Records from a dataset:
____________________

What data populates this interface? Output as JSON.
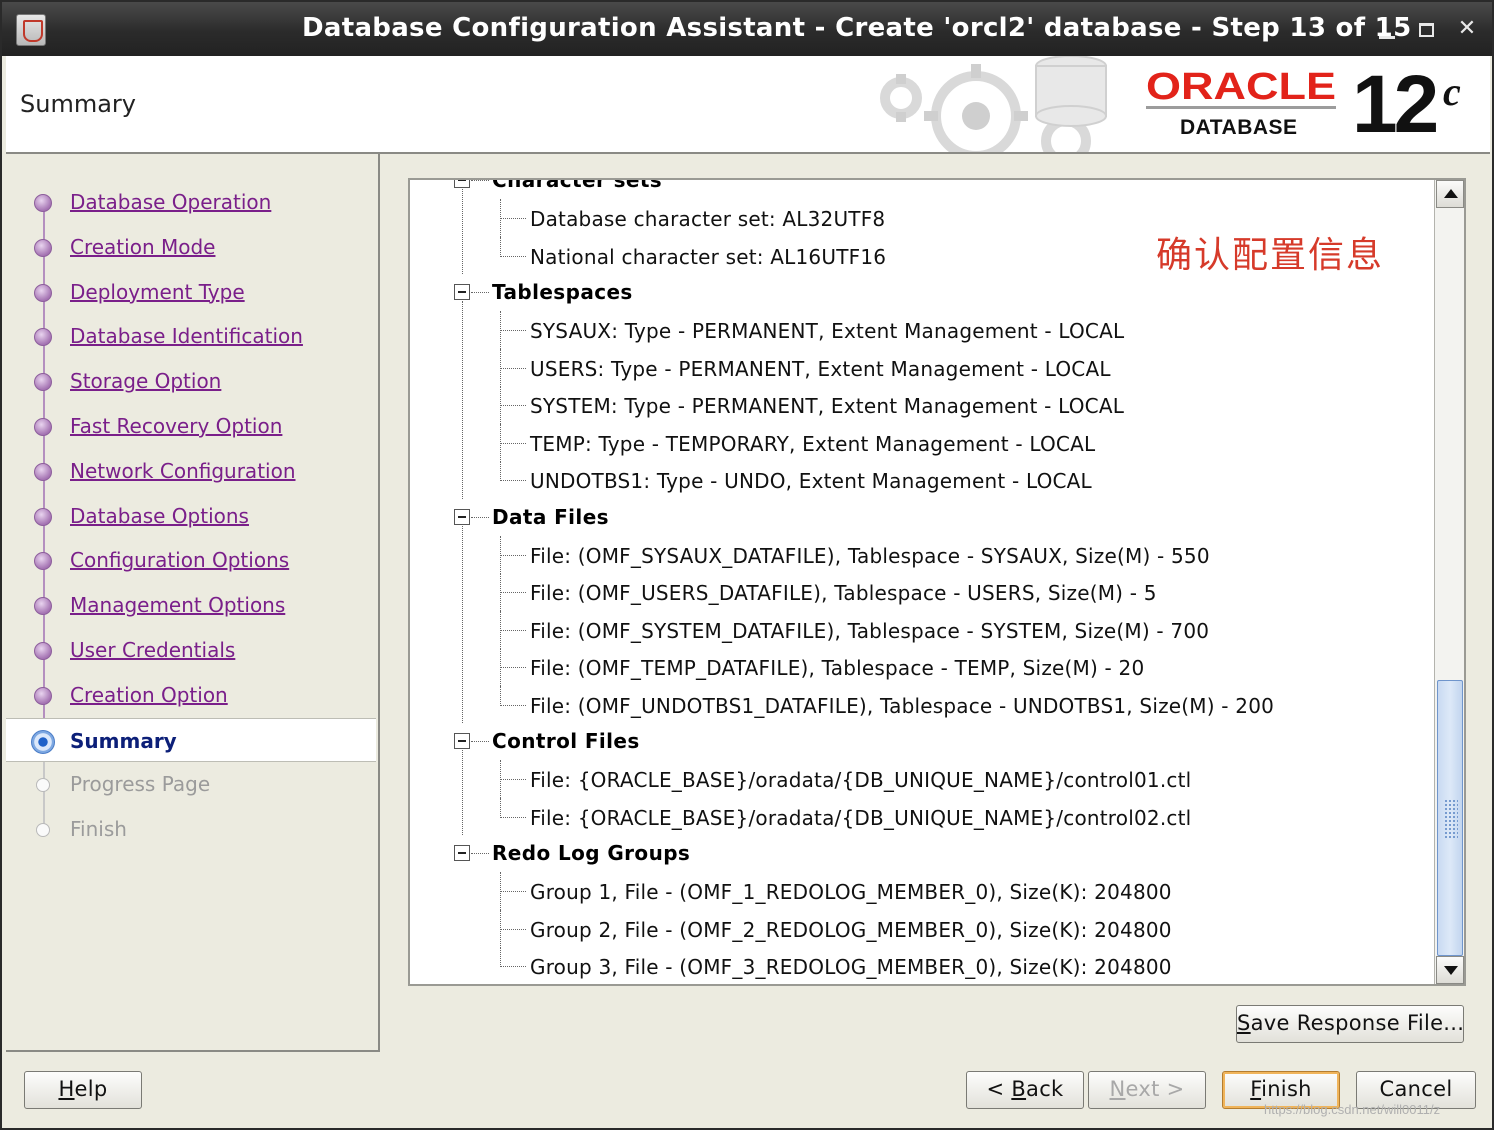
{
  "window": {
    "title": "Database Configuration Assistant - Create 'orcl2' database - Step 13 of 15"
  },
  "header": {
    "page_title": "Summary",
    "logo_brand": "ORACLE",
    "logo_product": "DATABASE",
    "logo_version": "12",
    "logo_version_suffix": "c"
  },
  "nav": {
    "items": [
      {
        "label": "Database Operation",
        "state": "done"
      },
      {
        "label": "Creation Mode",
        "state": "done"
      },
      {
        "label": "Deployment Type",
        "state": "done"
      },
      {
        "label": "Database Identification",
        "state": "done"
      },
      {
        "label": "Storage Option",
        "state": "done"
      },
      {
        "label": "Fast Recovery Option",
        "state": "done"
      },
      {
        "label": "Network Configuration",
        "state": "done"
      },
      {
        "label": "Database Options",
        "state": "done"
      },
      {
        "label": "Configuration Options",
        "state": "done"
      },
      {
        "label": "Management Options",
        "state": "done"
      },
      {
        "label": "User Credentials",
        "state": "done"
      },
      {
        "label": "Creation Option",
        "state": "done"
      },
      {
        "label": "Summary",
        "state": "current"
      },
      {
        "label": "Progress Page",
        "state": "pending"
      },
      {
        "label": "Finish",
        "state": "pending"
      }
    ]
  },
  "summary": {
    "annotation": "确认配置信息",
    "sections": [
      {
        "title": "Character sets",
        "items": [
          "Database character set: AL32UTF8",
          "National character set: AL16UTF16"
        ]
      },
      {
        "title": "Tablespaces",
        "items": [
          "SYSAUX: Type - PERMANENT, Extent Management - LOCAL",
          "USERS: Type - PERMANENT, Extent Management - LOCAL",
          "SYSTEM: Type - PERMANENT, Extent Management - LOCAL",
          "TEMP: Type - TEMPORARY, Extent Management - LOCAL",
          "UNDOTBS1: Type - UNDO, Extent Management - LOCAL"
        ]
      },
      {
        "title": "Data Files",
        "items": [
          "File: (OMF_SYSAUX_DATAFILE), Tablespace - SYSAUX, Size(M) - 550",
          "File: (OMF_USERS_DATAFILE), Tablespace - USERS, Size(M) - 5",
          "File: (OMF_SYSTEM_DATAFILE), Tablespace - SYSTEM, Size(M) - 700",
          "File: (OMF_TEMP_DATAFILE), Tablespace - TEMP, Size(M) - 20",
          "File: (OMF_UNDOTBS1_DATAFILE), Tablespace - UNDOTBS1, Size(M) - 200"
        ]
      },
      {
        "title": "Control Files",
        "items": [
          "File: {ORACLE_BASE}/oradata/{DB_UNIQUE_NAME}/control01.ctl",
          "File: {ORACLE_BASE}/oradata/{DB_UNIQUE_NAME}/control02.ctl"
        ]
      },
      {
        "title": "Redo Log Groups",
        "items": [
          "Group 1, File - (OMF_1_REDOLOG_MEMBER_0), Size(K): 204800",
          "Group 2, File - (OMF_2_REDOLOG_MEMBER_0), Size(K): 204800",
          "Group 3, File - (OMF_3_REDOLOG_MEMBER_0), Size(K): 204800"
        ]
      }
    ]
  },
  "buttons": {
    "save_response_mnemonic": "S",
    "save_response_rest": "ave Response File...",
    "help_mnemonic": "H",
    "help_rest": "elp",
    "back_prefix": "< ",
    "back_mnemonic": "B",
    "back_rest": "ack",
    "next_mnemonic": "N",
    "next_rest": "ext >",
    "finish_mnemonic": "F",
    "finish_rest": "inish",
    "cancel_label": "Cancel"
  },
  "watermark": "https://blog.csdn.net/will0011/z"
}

____________________

» **WHAT YOU ARE ASKED TO DO**
Using the material above, report each line where "SYSTEM" occurs.

» **ANSWER BELOW**
          "SYSTEM: Type - PERMANENT, Extent Management - LOCAL",
          "File: (OMF_SYSTEM_DATAFILE), Tablespace - SYSTEM, Size(M) - 700",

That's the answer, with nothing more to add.